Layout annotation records
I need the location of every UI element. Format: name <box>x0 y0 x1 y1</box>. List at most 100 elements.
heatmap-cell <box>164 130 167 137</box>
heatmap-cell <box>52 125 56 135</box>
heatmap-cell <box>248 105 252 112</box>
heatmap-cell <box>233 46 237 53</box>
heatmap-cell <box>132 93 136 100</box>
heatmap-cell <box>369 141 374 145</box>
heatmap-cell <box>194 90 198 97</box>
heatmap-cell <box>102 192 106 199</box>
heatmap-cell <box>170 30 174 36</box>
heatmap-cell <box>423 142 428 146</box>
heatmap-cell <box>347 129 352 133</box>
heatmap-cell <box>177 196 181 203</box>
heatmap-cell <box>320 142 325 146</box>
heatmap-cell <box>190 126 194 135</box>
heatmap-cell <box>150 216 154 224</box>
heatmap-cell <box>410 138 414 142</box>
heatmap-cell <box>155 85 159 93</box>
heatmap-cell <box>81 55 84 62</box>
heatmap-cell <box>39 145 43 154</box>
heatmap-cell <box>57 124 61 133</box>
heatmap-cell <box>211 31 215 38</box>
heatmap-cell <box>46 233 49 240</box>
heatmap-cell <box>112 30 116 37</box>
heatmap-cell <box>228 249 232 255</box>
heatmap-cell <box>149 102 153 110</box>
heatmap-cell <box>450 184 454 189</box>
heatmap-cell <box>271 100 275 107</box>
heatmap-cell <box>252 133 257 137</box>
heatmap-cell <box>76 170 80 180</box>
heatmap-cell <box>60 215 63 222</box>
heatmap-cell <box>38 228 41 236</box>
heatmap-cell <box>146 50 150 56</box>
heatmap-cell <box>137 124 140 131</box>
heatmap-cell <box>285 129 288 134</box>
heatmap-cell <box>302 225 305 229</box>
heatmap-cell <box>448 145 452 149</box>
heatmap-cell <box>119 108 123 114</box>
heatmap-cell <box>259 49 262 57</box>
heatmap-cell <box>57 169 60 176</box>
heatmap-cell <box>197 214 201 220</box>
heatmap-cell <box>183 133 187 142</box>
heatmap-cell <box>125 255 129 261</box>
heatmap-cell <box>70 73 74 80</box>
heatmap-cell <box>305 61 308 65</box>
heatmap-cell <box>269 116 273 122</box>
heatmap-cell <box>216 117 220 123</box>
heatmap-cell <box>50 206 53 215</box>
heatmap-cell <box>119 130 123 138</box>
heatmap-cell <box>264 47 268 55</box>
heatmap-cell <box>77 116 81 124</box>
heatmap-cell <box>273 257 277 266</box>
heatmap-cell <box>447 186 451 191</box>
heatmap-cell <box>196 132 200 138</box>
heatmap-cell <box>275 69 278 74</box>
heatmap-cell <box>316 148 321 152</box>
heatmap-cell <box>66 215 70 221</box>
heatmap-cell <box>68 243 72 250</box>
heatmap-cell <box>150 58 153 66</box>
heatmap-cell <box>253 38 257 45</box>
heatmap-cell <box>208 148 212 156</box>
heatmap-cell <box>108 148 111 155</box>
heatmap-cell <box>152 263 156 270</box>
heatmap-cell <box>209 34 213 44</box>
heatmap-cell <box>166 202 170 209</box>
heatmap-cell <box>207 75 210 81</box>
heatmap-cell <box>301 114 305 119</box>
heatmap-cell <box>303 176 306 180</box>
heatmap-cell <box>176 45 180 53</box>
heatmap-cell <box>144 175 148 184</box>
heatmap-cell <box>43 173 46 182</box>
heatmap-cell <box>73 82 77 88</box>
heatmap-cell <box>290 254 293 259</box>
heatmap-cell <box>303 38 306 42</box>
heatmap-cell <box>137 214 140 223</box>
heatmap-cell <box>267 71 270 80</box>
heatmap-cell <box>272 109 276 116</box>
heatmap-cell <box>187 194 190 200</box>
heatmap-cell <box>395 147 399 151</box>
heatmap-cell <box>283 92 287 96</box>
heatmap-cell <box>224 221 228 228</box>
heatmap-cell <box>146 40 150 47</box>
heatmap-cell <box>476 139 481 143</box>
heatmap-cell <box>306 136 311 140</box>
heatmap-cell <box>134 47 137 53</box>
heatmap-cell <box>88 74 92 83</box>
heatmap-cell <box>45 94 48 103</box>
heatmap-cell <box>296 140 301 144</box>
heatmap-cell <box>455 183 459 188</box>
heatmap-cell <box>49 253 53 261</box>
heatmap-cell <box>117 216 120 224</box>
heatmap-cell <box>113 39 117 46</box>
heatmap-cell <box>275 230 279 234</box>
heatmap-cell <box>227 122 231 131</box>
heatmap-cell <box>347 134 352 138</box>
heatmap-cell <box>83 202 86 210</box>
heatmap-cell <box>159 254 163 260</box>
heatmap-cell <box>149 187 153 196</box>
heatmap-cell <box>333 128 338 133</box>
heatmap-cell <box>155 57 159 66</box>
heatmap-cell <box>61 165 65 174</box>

---

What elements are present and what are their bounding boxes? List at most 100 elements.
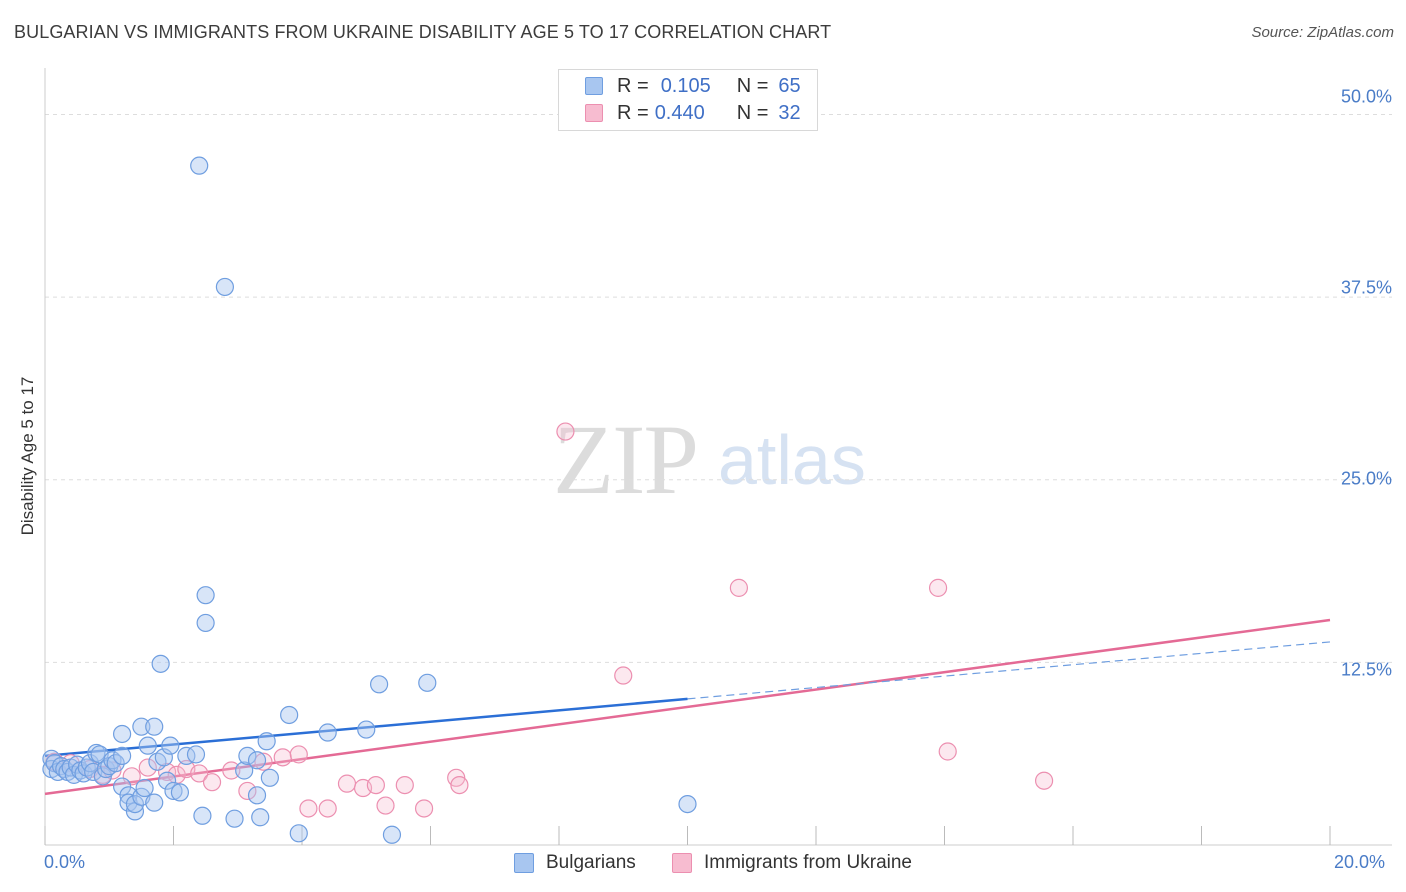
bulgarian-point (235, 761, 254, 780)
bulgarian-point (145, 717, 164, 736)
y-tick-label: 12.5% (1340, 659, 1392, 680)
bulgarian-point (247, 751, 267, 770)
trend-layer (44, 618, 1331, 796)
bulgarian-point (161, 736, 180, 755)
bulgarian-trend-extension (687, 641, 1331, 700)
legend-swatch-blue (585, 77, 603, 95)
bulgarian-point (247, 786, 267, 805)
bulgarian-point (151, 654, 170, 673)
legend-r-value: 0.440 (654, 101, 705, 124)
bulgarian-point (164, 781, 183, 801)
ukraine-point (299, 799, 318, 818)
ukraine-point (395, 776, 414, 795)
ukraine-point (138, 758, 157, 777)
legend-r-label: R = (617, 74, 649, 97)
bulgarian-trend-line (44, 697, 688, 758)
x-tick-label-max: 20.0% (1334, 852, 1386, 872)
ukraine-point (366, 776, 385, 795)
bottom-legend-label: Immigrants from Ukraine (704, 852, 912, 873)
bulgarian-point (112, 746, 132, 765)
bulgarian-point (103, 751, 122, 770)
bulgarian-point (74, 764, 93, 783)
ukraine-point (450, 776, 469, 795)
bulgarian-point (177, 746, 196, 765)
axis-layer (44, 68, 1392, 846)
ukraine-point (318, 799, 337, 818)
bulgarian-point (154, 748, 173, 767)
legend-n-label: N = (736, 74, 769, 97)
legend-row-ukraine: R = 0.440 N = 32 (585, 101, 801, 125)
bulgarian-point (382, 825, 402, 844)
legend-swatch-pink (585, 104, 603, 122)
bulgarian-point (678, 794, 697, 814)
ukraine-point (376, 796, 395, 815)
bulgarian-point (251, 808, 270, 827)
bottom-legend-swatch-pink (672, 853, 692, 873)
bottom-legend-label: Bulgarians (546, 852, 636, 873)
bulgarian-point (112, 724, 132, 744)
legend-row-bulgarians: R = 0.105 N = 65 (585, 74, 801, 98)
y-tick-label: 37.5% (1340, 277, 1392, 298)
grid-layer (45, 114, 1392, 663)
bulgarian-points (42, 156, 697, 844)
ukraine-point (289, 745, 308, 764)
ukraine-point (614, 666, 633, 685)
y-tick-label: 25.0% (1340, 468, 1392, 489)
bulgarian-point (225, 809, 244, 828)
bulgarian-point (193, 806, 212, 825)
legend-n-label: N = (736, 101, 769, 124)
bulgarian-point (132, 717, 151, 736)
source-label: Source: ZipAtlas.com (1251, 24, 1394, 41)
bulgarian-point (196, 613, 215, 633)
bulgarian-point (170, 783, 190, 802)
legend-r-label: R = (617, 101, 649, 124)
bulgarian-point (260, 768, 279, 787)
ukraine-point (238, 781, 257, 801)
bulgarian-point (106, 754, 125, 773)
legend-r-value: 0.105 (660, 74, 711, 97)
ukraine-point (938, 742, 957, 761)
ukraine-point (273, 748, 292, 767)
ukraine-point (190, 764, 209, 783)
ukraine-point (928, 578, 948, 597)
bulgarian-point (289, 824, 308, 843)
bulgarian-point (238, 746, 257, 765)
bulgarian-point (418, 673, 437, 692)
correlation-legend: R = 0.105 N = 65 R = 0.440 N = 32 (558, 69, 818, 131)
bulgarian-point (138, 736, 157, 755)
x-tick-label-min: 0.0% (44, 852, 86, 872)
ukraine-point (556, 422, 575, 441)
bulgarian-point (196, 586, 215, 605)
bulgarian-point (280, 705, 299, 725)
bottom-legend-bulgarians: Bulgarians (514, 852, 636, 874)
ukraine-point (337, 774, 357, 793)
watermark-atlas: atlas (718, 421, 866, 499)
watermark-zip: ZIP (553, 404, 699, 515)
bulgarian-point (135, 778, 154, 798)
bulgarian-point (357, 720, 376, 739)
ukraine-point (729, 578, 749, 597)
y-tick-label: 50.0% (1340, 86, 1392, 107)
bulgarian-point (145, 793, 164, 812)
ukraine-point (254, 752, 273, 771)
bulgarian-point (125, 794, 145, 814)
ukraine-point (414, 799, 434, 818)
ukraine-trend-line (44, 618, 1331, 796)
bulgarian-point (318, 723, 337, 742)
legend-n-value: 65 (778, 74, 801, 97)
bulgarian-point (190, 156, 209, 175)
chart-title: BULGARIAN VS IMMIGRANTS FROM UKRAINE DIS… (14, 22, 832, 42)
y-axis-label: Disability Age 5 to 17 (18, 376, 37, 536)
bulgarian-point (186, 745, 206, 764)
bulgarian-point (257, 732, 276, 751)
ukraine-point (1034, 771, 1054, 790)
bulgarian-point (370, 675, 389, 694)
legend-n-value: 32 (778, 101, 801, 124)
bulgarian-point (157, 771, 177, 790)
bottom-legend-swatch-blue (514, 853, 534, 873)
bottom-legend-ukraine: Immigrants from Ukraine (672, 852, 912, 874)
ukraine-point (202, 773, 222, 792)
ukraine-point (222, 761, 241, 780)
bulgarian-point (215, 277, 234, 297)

» TASK: Please copy word for word the lines in the records from the line holding "I need the location" through the line holding "heatmap-cell <box>132 93 136 100</box>", both included.

» EXERCISE SOLUTION:
I need the location of every UI element. Format: name <box>x0 y0 x1 y1</box>. List at most 100 elements.
heatmap-cell <box>164 130 167 137</box>
heatmap-cell <box>52 125 56 135</box>
heatmap-cell <box>248 105 252 112</box>
heatmap-cell <box>233 46 237 53</box>
heatmap-cell <box>132 93 136 100</box>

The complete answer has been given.